> _Exercise_
Count how many lines of the data include "amount". The answer is that number and nothing else.

> _Records shown_
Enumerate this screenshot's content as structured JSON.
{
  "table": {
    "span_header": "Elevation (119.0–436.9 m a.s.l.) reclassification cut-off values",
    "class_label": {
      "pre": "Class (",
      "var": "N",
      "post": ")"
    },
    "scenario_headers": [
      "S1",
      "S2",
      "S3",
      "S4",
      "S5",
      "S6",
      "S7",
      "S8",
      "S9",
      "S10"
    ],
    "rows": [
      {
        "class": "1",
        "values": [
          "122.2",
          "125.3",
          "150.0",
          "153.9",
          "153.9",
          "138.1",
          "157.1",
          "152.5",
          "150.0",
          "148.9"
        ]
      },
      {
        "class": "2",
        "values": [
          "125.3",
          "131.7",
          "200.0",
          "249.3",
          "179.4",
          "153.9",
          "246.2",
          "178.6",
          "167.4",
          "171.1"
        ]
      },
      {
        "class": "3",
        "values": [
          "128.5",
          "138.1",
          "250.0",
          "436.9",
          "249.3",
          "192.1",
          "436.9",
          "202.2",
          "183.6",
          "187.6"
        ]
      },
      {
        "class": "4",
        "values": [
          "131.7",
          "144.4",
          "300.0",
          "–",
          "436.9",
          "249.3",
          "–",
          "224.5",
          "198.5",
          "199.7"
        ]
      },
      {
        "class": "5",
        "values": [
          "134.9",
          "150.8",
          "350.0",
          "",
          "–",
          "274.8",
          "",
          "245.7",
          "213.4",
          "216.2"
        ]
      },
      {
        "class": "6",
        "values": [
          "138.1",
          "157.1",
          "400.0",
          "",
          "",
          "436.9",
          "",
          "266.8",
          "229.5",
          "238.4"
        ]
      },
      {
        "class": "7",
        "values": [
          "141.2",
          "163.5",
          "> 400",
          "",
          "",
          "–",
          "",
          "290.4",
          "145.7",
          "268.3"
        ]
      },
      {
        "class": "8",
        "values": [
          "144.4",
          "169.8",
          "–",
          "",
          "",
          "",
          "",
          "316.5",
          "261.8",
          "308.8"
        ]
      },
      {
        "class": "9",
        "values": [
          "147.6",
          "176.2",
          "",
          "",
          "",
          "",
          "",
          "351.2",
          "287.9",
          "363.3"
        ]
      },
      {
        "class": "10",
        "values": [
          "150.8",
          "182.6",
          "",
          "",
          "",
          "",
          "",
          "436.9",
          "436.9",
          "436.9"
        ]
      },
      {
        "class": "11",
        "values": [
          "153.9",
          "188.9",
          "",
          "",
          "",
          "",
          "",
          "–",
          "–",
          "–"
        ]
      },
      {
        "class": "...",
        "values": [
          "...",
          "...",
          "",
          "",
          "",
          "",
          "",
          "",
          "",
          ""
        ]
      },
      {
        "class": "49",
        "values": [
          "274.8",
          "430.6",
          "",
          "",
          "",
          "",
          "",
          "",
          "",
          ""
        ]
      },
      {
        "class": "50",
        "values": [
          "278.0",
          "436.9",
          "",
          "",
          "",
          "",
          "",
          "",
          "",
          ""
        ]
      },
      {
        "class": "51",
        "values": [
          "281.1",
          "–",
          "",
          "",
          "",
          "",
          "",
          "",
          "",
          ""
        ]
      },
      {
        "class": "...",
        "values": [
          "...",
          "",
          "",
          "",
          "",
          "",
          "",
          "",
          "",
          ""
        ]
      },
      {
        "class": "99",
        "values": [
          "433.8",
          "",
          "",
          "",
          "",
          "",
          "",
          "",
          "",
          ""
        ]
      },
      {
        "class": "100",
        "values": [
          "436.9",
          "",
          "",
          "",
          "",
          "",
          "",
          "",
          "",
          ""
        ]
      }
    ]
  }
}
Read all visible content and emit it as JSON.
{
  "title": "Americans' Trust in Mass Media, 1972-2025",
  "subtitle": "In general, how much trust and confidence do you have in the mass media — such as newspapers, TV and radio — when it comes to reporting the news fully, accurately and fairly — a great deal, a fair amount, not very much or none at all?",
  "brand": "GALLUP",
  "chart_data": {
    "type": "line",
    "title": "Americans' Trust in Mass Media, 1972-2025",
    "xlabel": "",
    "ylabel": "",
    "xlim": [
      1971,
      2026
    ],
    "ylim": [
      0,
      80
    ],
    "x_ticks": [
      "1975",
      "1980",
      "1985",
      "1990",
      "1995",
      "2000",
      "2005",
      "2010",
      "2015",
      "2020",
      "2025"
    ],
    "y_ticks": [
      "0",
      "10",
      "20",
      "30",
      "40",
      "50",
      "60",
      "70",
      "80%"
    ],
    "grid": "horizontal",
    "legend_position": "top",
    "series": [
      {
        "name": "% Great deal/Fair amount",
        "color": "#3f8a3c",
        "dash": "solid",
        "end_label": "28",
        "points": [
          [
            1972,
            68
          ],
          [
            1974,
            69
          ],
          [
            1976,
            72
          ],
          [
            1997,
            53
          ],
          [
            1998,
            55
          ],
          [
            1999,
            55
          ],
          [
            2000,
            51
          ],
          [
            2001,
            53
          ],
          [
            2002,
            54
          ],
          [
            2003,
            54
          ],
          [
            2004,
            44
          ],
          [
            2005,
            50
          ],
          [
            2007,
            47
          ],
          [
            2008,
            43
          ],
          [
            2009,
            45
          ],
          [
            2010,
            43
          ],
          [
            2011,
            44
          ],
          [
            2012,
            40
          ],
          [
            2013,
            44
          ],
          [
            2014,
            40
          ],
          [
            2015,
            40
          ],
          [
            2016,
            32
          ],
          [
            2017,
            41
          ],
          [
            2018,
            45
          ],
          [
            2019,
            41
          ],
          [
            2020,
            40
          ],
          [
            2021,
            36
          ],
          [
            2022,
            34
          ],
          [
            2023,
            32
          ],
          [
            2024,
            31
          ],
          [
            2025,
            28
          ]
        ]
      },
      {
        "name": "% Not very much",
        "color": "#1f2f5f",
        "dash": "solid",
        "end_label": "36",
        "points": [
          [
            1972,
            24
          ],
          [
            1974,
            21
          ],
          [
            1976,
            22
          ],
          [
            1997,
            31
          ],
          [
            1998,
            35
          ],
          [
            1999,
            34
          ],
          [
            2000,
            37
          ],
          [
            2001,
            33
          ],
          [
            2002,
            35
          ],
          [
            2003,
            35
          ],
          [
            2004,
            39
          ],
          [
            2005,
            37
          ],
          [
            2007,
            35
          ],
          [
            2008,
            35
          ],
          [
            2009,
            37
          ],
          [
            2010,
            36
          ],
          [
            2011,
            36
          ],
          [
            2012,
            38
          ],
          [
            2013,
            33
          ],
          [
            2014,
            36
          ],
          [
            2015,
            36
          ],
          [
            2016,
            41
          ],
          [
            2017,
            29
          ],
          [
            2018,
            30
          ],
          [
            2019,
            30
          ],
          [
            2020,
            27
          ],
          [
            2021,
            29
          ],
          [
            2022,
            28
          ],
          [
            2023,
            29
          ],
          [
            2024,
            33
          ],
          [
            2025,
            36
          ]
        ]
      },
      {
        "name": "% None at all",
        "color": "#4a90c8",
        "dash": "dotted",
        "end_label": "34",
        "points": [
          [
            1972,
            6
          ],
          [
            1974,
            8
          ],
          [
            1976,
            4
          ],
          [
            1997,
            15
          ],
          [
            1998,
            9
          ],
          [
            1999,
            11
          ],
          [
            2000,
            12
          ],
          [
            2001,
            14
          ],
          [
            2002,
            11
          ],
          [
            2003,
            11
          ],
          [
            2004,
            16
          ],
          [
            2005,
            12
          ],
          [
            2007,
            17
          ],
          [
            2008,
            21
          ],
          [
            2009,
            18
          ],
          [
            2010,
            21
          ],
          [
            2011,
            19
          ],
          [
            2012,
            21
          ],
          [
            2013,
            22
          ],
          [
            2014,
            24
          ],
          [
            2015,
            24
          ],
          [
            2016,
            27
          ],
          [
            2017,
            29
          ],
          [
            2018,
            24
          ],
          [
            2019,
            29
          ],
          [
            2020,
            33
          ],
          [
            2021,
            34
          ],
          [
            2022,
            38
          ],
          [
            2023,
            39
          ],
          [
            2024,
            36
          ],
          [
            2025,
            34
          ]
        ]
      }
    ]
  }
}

> _Solution_
2